WORK TO DO >> In the listing below, pick out lines with "object".

+++

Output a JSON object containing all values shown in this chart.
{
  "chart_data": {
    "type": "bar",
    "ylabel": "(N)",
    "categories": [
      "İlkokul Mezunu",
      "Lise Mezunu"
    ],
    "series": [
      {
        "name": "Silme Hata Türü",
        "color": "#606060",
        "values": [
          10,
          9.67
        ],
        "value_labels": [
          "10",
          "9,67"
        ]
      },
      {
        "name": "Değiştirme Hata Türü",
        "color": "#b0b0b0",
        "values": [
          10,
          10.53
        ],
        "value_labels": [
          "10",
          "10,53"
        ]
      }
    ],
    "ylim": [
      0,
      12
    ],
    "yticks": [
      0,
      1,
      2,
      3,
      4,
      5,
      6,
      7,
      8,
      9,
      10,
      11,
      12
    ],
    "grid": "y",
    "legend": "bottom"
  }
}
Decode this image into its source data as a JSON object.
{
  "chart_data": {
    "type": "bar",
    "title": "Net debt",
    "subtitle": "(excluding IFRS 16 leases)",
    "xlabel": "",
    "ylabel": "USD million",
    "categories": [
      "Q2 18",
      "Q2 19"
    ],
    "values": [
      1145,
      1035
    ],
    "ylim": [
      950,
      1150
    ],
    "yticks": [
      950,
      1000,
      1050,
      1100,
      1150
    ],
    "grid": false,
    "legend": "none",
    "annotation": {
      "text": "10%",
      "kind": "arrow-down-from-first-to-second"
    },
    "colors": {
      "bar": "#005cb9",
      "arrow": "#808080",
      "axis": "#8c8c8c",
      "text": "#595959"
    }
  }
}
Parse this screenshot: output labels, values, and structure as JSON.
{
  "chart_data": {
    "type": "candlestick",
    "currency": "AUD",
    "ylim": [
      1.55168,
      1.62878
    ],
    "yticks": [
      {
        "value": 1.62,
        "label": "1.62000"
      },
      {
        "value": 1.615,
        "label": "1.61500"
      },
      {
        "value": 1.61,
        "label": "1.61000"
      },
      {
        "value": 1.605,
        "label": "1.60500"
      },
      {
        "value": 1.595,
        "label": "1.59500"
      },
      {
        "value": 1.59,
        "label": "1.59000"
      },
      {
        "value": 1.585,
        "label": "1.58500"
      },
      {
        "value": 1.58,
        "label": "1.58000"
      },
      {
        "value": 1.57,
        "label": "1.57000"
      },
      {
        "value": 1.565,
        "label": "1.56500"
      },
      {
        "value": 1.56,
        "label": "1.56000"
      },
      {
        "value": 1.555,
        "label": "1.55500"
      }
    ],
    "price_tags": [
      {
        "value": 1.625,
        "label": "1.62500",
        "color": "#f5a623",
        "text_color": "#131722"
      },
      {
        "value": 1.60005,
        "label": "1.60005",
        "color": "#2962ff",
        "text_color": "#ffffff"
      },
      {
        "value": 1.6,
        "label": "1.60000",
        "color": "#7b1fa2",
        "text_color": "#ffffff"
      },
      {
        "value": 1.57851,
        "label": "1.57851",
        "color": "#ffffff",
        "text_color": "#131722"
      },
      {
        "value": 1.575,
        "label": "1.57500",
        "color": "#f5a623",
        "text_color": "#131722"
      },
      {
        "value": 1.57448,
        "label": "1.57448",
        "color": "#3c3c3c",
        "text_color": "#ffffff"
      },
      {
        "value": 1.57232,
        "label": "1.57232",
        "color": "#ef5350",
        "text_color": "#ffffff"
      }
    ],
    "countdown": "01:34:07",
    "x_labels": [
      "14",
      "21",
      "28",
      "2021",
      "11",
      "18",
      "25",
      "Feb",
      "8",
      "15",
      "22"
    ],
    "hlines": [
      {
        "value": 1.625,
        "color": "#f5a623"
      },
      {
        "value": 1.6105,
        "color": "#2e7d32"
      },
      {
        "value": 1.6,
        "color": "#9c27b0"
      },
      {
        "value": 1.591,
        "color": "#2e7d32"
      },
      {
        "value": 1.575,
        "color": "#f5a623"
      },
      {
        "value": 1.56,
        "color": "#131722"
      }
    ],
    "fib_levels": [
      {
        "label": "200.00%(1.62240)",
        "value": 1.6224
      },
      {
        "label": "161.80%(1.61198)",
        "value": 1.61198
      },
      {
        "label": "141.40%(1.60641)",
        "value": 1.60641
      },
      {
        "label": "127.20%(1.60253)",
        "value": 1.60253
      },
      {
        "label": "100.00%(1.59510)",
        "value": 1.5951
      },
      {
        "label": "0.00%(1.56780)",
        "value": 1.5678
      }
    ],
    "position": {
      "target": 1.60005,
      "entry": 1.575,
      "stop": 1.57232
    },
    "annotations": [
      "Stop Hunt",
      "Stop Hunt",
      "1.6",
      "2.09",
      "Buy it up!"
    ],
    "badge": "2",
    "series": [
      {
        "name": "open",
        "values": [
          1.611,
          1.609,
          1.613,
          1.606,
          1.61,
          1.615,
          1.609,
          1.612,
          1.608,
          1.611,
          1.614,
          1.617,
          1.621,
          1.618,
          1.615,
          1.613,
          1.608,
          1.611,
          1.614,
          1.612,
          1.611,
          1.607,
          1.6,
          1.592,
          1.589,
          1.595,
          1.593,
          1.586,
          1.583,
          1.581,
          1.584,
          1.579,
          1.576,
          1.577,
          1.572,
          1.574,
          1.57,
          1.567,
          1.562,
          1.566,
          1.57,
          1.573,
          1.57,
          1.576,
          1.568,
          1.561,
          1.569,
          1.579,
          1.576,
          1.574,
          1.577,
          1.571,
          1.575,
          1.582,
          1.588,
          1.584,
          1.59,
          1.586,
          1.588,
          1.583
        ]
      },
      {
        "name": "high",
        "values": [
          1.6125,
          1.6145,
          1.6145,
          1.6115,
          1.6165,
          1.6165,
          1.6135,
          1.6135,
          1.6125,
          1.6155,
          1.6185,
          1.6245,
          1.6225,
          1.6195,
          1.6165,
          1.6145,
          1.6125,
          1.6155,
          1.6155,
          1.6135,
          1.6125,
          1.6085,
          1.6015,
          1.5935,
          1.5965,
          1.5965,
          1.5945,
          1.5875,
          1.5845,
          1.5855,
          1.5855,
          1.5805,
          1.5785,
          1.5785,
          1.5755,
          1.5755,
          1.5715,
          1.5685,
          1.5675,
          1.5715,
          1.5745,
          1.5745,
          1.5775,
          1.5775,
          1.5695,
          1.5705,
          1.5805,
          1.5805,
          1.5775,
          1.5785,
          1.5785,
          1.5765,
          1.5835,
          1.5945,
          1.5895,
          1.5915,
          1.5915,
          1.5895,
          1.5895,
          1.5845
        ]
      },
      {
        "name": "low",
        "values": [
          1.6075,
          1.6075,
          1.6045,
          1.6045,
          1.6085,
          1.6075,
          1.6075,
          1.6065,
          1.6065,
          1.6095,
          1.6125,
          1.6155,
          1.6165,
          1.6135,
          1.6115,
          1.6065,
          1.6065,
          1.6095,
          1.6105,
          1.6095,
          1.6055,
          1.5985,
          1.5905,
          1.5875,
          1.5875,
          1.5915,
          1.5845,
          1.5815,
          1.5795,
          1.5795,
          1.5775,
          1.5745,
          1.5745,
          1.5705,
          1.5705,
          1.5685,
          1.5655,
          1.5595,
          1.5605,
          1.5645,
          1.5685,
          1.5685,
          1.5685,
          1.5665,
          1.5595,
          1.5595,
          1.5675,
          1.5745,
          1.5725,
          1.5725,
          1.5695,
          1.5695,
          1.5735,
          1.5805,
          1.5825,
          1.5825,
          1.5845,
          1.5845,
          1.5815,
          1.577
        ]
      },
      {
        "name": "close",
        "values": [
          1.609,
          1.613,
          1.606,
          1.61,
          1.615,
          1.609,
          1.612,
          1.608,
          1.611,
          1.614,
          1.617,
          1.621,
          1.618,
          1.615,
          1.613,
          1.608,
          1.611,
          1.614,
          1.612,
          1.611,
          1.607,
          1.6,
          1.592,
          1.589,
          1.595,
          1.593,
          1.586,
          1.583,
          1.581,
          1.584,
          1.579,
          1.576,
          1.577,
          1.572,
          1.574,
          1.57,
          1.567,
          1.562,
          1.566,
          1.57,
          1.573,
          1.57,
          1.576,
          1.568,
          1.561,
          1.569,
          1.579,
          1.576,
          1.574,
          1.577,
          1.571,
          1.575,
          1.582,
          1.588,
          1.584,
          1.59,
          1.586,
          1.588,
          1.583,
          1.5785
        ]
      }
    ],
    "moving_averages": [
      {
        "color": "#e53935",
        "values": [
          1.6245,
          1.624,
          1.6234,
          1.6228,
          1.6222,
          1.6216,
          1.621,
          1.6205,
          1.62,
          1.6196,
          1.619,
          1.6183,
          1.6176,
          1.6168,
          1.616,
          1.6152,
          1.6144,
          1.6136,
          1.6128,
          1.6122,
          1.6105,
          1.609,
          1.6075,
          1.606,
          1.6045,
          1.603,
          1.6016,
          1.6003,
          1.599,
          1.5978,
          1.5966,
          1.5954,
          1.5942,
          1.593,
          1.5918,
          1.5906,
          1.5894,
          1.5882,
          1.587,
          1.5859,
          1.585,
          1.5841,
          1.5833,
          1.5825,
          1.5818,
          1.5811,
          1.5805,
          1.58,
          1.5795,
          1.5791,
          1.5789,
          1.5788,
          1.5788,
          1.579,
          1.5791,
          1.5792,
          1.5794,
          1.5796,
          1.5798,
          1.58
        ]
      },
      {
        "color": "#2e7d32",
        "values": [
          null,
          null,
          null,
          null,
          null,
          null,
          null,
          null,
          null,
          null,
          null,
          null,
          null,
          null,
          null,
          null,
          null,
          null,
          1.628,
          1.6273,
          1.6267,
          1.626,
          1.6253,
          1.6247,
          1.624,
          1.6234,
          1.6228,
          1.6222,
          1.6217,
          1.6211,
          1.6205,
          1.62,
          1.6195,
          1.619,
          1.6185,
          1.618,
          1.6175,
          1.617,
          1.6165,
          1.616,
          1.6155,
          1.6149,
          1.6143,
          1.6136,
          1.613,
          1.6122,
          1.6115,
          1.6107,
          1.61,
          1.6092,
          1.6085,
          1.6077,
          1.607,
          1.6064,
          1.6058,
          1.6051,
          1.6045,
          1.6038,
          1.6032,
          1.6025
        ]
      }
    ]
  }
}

+++

SOLUTION TO THE EXERCISE >>
Output a JSON object containing all values shown in this chart.
Decode this image into its source data as a JSON object.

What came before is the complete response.